==== DATA SHOWN

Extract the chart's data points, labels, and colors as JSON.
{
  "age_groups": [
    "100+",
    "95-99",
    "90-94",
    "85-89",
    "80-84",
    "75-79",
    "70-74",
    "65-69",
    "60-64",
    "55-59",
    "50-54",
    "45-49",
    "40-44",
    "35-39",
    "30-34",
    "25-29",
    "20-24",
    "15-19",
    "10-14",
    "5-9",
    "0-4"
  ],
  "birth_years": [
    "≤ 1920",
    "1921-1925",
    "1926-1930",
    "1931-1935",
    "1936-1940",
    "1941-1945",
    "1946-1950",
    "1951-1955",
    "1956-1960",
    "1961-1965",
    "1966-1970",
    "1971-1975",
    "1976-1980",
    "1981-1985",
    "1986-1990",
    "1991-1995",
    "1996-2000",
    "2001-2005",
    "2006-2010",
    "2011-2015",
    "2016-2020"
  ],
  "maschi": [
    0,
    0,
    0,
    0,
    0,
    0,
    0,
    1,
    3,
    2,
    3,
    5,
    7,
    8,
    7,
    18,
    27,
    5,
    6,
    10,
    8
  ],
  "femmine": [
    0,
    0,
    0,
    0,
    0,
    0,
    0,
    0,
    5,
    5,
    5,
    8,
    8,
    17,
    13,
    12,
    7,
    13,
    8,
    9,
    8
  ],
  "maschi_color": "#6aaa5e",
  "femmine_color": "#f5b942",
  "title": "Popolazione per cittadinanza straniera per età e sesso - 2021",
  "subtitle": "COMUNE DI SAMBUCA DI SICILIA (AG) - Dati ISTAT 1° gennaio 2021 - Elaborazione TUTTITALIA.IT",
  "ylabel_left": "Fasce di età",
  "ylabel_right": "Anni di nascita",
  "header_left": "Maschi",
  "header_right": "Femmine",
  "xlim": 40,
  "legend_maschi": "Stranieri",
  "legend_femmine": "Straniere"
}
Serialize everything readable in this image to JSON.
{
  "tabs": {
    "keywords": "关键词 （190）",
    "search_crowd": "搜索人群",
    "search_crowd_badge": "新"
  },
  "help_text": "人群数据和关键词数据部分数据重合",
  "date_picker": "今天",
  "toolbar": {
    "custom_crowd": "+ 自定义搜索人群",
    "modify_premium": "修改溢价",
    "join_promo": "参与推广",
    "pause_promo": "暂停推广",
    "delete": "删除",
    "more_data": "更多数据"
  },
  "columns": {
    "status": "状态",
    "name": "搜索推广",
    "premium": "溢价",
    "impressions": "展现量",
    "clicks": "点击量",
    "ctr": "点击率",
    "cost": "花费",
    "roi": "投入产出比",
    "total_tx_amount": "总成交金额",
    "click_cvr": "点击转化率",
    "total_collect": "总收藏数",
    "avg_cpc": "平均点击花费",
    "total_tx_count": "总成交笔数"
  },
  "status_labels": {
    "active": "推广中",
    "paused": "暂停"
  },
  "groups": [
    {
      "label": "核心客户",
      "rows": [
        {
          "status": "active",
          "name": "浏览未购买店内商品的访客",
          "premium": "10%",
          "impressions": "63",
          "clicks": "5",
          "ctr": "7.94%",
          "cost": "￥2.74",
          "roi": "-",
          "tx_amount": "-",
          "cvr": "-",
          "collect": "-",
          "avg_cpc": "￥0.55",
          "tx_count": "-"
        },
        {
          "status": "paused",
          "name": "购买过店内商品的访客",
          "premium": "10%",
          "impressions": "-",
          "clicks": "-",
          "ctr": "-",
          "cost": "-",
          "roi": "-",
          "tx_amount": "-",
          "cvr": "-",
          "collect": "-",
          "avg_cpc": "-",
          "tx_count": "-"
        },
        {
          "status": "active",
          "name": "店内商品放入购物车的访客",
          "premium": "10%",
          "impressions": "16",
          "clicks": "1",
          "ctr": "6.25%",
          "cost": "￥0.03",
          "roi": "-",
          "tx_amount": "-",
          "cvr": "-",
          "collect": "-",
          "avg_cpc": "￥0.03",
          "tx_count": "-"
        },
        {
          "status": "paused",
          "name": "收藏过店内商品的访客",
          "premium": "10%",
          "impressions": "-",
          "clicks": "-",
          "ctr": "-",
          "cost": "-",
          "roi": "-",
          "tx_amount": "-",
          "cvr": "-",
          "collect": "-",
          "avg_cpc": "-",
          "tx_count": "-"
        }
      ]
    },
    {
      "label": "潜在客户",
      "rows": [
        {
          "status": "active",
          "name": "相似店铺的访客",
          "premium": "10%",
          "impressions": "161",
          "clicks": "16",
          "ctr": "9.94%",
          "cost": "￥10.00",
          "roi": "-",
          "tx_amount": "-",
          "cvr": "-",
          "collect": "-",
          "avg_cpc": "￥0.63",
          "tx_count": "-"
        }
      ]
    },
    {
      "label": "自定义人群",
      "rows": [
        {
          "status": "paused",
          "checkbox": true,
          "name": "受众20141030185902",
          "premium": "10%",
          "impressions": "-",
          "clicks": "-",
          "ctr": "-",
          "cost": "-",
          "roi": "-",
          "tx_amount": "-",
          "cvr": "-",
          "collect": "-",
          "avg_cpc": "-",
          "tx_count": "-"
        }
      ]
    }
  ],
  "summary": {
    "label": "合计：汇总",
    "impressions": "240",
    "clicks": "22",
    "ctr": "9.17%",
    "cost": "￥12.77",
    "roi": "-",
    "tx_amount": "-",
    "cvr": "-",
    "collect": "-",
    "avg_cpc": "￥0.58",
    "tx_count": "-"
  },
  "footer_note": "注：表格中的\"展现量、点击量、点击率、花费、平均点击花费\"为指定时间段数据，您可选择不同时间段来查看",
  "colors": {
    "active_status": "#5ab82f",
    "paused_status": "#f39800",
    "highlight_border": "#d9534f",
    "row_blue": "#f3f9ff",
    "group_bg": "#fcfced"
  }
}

========

- [SET EXERCISE] Generate an exact reproduction of all entries.

- [EXERCISE SOLUTION]
Extract the chart's data points, labels, and colors as JSON.
{
  "age_groups": [
    "100+",
    "95-99",
    "90-94",
    "85-89",
    "80-84",
    "75-79",
    "70-74",
    "65-69",
    "60-64",
    "55-59",
    "50-54",
    "45-49",
    "40-44",
    "35-39",
    "30-34",
    "25-29",
    "20-24",
    "15-19",
    "10-14",
    "5-9",
    "0-4"
  ],
  "birth_years": [
    "≤ 1920",
    "1921-1925",
    "1926-1930",
    "1931-1935",
    "1936-1940",
    "1941-1945",
    "1946-1950",
    "1951-1955",
    "1956-1960",
    "1961-1965",
    "1966-1970",
    "1971-1975",
    "1976-1980",
    "1981-1985",
    "1986-1990",
    "1991-1995",
    "1996-2000",
    "2001-2005",
    "2006-2010",
    "2011-2015",
    "2016-2020"
  ],
  "maschi": [
    0,
    0,
    0,
    0,
    0,
    0,
    0,
    1,
    3,
    2,
    3,
    5,
    7,
    8,
    7,
    18,
    27,
    5,
    6,
    10,
    8
  ],
  "femmine": [
    0,
    0,
    0,
    0,
    0,
    0,
    0,
    0,
    5,
    5,
    5,
    8,
    8,
    17,
    13,
    12,
    7,
    13,
    8,
    9,
    8
  ],
  "maschi_color": "#6aaa5e",
  "femmine_color": "#f5b942",
  "title": "Popolazione per cittadinanza straniera per età e sesso - 2021",
  "subtitle": "COMUNE DI SAMBUCA DI SICILIA (AG) - Dati ISTAT 1° gennaio 2021 - Elaborazione TUTTITALIA.IT",
  "ylabel_left": "Fasce di età",
  "ylabel_right": "Anni di nascita",
  "header_left": "Maschi",
  "header_right": "Femmine",
  "xlim": 40,
  "legend_maschi": "Stranieri",
  "legend_femmine": "Straniere"
}
Serialize everything readable in this image to JSON.
{
  "tabs": {
    "keywords": "关键词 （190）",
    "search_crowd": "搜索人群",
    "search_crowd_badge": "新"
  },
  "help_text": "人群数据和关键词数据部分数据重合",
  "date_picker": "今天",
  "toolbar": {
    "custom_crowd": "+ 自定义搜索人群",
    "modify_premium": "修改溢价",
    "join_promo": "参与推广",
    "pause_promo": "暂停推广",
    "delete": "删除",
    "more_data": "更多数据"
  },
  "columns": {
    "status": "状态",
    "name": "搜索推广",
    "premium": "溢价",
    "impressions": "展现量",
    "clicks": "点击量",
    "ctr": "点击率",
    "cost": "花费",
    "roi": "投入产出比",
    "total_tx_amount": "总成交金额",
    "click_cvr": "点击转化率",
    "total_collect": "总收藏数",
    "avg_cpc": "平均点击花费",
    "total_tx_count": "总成交笔数"
  },
  "status_labels": {
    "active": "推广中",
    "paused": "暂停"
  },
  "groups": [
    {
      "label": "核心客户",
      "rows": [
        {
          "status": "active",
          "name": "浏览未购买店内商品的访客",
          "premium": "10%",
          "impressions": "63",
          "clicks": "5",
          "ctr": "7.94%",
          "cost": "￥2.74",
          "roi": "-",
          "tx_amount": "-",
          "cvr": "-",
          "collect": "-",
          "avg_cpc": "￥0.55",
          "tx_count": "-"
        },
        {
          "status": "paused",
          "name": "购买过店内商品的访客",
          "premium": "10%",
          "impressions": "-",
          "clicks": "-",
          "ctr": "-",
          "cost": "-",
          "roi": "-",
          "tx_amount": "-",
          "cvr": "-",
          "collect": "-",
          "avg_cpc": "-",
          "tx_count": "-"
        },
        {
          "status": "active",
          "name": "店内商品放入购物车的访客",
          "premium": "10%",
          "impressions": "16",
          "clicks": "1",
          "ctr": "6.25%",
          "cost": "￥0.03",
          "roi": "-",
          "tx_amount": "-",
          "cvr": "-",
          "collect": "-",
          "avg_cpc": "￥0.03",
          "tx_count": "-"
        },
        {
          "status": "paused",
          "name": "收藏过店内商品的访客",
          "premium": "10%",
          "impressions": "-",
          "clicks": "-",
          "ctr": "-",
          "cost": "-",
          "roi": "-",
          "tx_amount": "-",
          "cvr": "-",
          "collect": "-",
          "avg_cpc": "-",
          "tx_count": "-"
        }
      ]
    },
    {
      "label": "潜在客户",
      "rows": [
        {
          "status": "active",
          "name": "相似店铺的访客",
          "premium": "10%",
          "impressions": "161",
          "clicks": "16",
          "ctr": "9.94%",
          "cost": "￥10.00",
          "roi": "-",
          "tx_amount": "-",
          "cvr": "-",
          "collect": "-",
          "avg_cpc": "￥0.63",
          "tx_count": "-"
        }
      ]
    },
    {
      "label": "自定义人群",
      "rows": [
        {
          "status": "paused",
          "checkbox": true,
          "name": "受众20141030185902",
          "premium": "10%",
          "impressions": "-",
          "clicks": "-",
          "ctr": "-",
          "cost": "-",
          "roi": "-",
          "tx_amount": "-",
          "cvr": "-",
          "collect": "-",
          "avg_cpc": "-",
          "tx_count": "-"
        }
      ]
    }
  ],
  "summary": {
    "label": "合计：汇总",
    "impressions": "240",
    "clicks": "22",
    "ctr": "9.17%",
    "cost": "￥12.77",
    "roi": "-",
    "tx_amount": "-",
    "cvr": "-",
    "collect": "-",
    "avg_cpc": "￥0.58",
    "tx_count": "-"
  },
  "footer_note": "注：表格中的\"展现量、点击量、点击率、花费、平均点击花费\"为指定时间段数据，您可选择不同时间段来查看",
  "colors": {
    "active_status": "#5ab82f",
    "paused_status": "#f39800",
    "highlight_border": "#d9534f",
    "row_blue": "#f3f9ff",
    "group_bg": "#fcfced"
  }
}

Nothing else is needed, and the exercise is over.